## [Task material]

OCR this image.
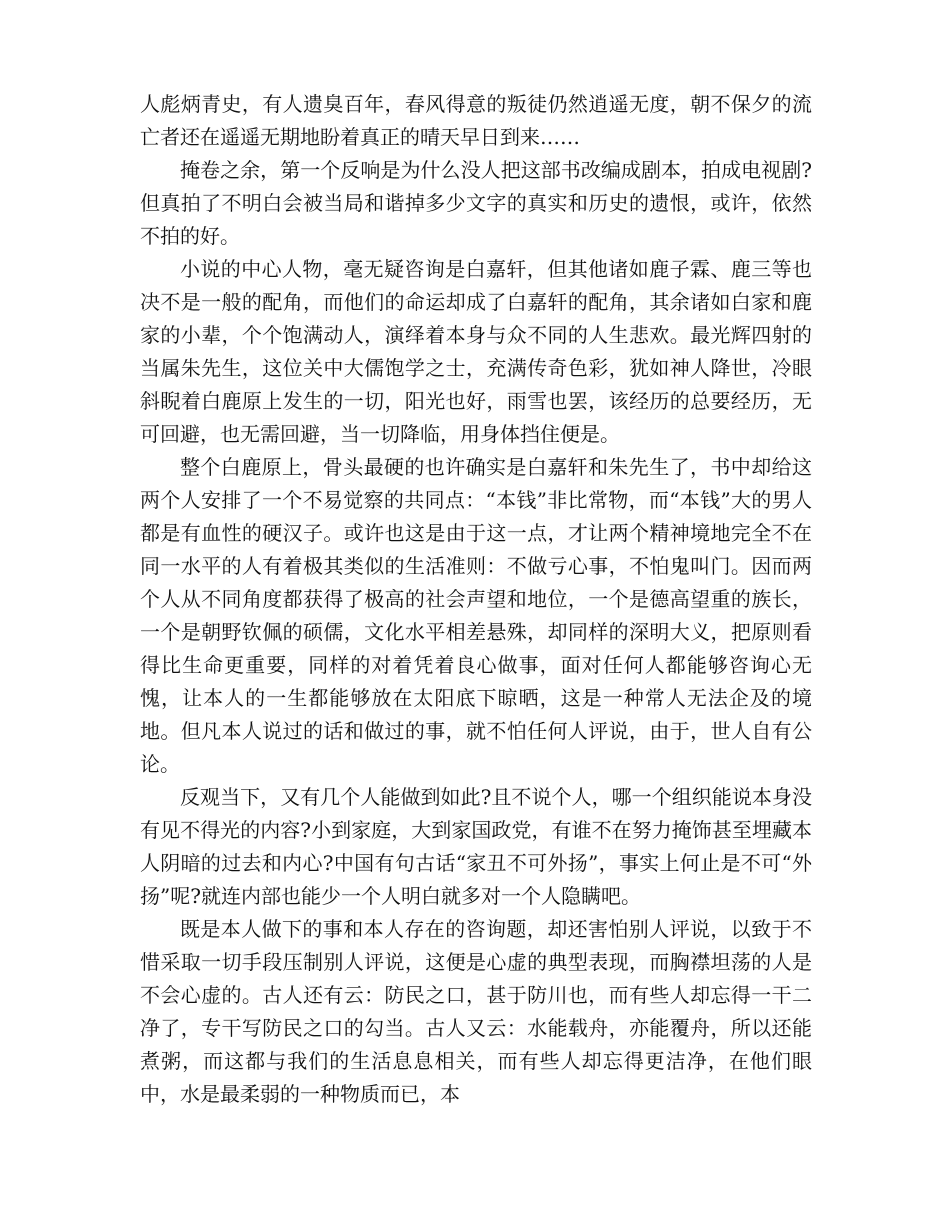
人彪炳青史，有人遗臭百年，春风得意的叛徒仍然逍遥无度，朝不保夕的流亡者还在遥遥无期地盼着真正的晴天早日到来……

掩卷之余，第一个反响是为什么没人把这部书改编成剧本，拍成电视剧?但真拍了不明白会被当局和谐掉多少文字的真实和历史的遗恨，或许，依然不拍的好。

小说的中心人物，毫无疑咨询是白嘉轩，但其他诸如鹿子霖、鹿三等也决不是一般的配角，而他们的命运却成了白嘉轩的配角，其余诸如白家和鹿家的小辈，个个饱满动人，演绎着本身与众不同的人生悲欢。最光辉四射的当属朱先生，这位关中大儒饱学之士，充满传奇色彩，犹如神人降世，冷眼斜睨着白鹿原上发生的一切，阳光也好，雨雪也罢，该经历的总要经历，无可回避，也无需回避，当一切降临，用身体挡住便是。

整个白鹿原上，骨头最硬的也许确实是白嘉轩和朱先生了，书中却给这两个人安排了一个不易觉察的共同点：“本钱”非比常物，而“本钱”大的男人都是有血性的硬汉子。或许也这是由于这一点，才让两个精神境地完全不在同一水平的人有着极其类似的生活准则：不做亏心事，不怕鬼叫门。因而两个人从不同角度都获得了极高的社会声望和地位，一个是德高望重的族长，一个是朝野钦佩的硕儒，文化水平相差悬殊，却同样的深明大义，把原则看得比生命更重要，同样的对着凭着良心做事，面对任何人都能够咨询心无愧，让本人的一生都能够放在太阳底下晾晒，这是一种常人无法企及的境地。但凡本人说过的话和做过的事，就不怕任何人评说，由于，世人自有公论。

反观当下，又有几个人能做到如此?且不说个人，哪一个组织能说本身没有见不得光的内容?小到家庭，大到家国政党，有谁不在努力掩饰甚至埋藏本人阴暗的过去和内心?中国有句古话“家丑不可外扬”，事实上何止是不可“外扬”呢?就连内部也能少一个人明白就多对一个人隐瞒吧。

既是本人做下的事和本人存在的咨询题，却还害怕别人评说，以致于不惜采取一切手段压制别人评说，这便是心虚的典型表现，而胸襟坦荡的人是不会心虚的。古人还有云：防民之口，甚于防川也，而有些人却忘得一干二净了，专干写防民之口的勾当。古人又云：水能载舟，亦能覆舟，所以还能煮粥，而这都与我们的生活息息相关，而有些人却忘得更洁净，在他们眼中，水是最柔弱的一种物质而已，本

...

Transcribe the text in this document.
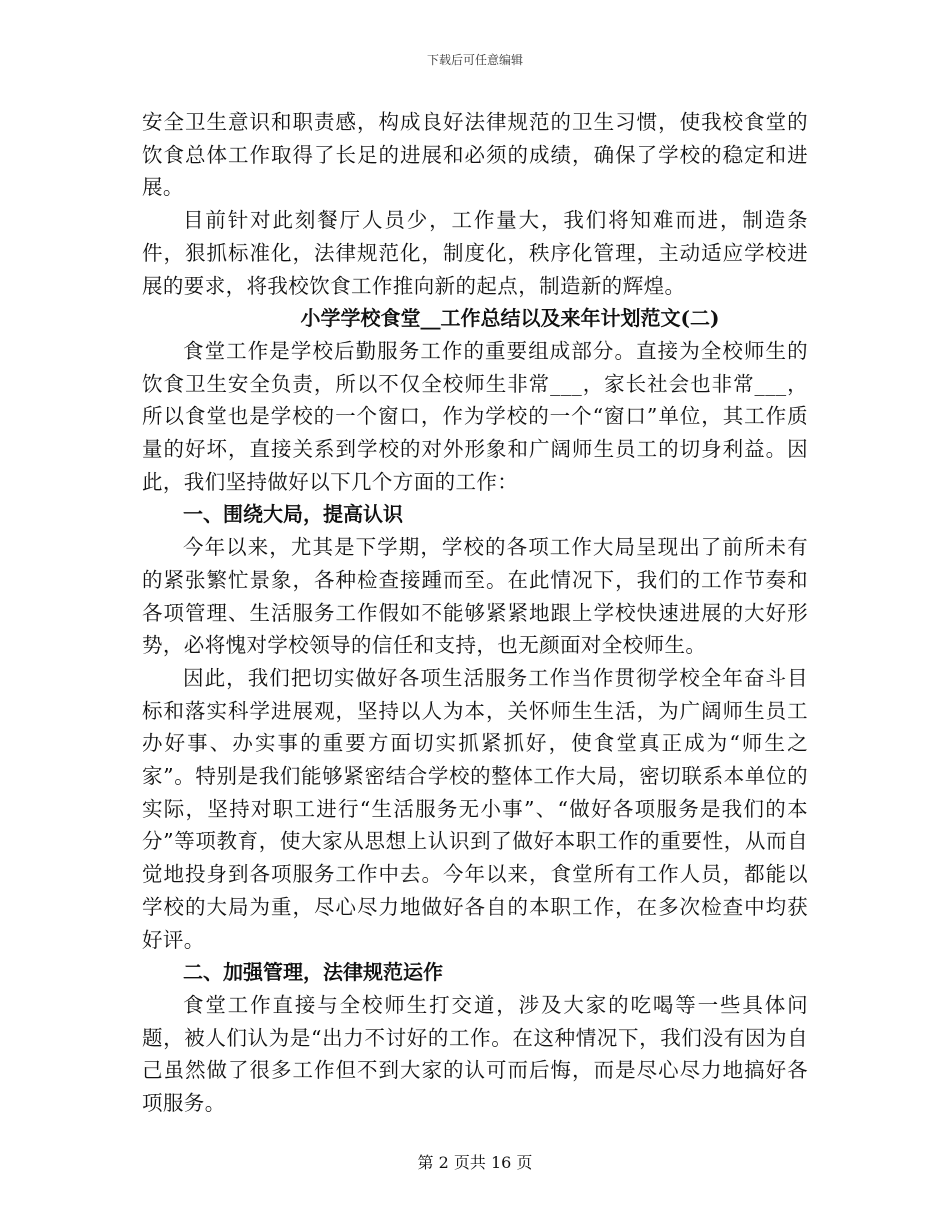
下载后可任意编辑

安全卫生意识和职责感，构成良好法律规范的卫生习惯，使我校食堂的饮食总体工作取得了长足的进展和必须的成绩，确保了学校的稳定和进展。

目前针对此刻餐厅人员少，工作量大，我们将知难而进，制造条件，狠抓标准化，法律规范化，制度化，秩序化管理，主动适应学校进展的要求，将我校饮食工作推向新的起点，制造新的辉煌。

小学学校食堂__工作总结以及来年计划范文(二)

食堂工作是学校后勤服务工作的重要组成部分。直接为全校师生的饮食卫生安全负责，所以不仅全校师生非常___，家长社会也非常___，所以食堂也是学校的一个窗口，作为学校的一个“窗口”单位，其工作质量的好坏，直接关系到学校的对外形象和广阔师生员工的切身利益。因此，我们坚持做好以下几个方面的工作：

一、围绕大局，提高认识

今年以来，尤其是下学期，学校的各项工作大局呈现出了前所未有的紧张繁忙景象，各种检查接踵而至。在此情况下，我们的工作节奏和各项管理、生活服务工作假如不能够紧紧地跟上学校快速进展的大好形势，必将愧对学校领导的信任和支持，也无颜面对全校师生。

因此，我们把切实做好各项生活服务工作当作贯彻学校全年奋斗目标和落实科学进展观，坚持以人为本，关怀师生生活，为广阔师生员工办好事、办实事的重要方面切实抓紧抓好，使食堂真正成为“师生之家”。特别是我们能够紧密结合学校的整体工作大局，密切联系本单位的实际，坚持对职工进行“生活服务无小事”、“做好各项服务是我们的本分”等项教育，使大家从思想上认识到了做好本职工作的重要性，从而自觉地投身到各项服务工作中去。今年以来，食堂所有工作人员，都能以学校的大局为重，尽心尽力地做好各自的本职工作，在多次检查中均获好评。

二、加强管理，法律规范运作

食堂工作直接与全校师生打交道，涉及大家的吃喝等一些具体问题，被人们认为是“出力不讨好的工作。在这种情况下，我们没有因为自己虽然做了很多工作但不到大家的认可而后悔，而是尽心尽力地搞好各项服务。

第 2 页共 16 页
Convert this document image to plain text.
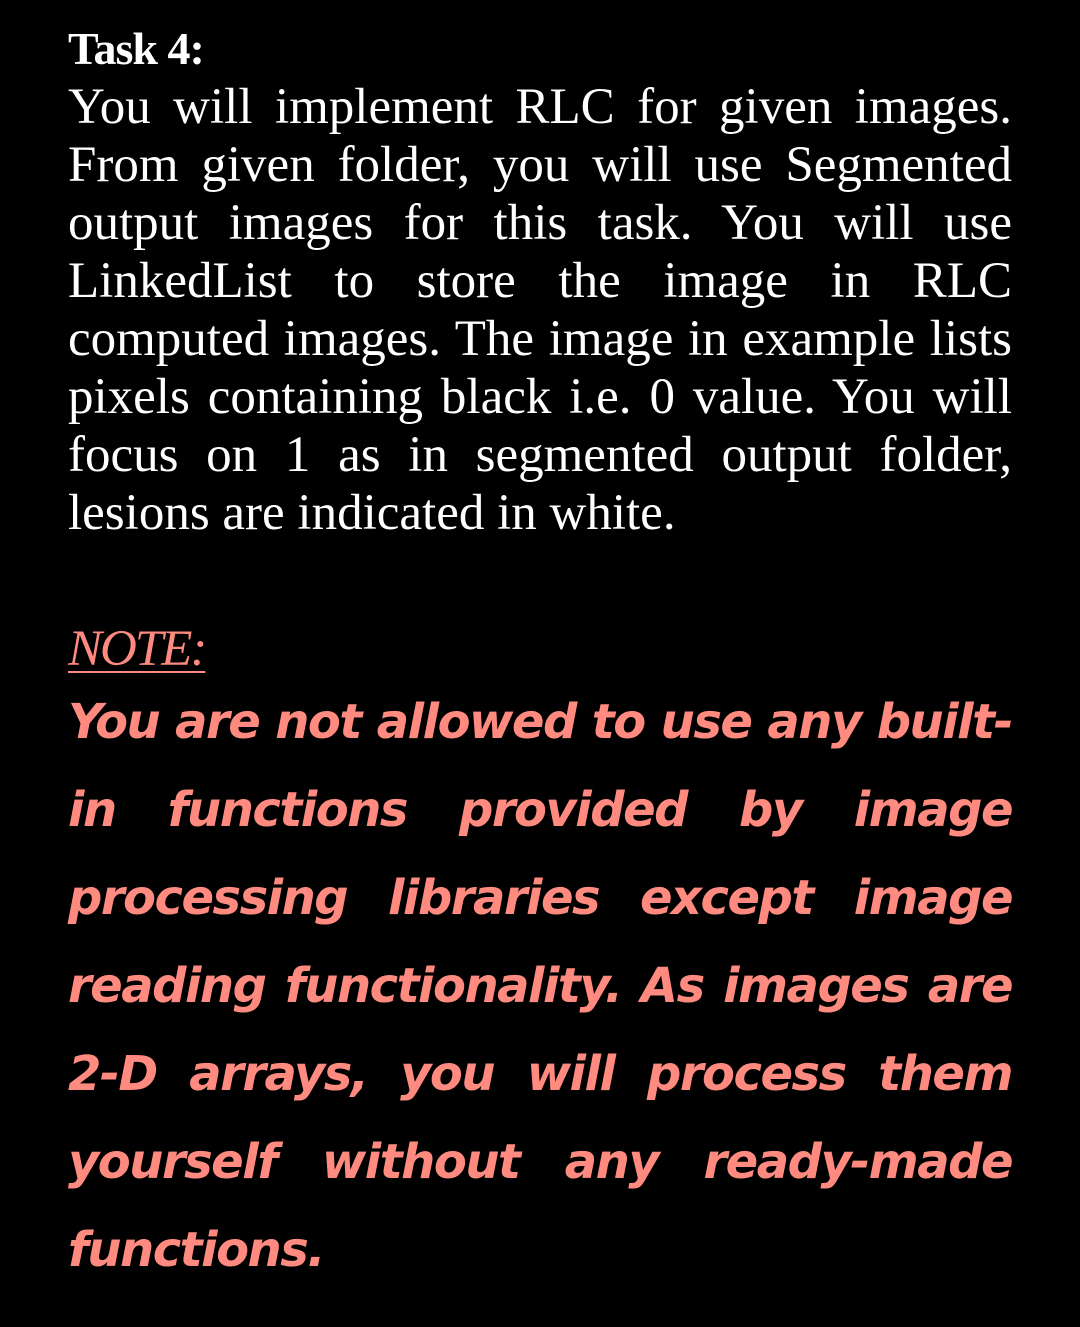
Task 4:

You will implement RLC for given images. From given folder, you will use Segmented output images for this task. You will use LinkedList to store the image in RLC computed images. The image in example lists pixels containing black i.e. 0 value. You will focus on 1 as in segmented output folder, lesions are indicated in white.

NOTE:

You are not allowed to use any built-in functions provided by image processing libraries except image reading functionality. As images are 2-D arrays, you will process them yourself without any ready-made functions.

--

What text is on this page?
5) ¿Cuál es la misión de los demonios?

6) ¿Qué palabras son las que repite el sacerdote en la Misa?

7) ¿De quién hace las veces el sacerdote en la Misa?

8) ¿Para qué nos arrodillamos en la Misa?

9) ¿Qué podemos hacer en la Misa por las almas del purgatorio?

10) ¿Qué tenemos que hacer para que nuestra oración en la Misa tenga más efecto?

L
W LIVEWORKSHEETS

## [Problem requirements]
All lines above with "今年以来" in them should be returned.

## [The answer]
今年以来，尤其是下学期，学校的各项工作大局呈现出了前所未有的紧张繁忙景象，各种检查接踵而至。在此情况下，我们的工作节奏和各项管理、生活服务工作假如不能够紧紧地跟上学校快速进展的大好形势，必将愧对学校领导的信任和支持，也无颜面对全校师生。
因此，我们把切实做好各项生活服务工作当作贯彻学校全年奋斗目标和落实科学进展观，坚持以人为本，关怀师生生活，为广阔师生员工办好事、办实事的重要方面切实抓紧抓好，使食堂真正成为“师生之家”。特别是我们能够紧密结合学校的整体工作大局，密切联系本单位的实际，坚持对职工进行“生活服务无小事”、“做好各项服务是我们的本分”等项教育，使大家从思想上认识到了做好本职工作的重要性，从而自觉地投身到各项服务工作中去。今年以来，食堂所有工作人员，都能以学校的大局为重，尽心尽力地做好各自的本职工作，在多次检查中均获好评。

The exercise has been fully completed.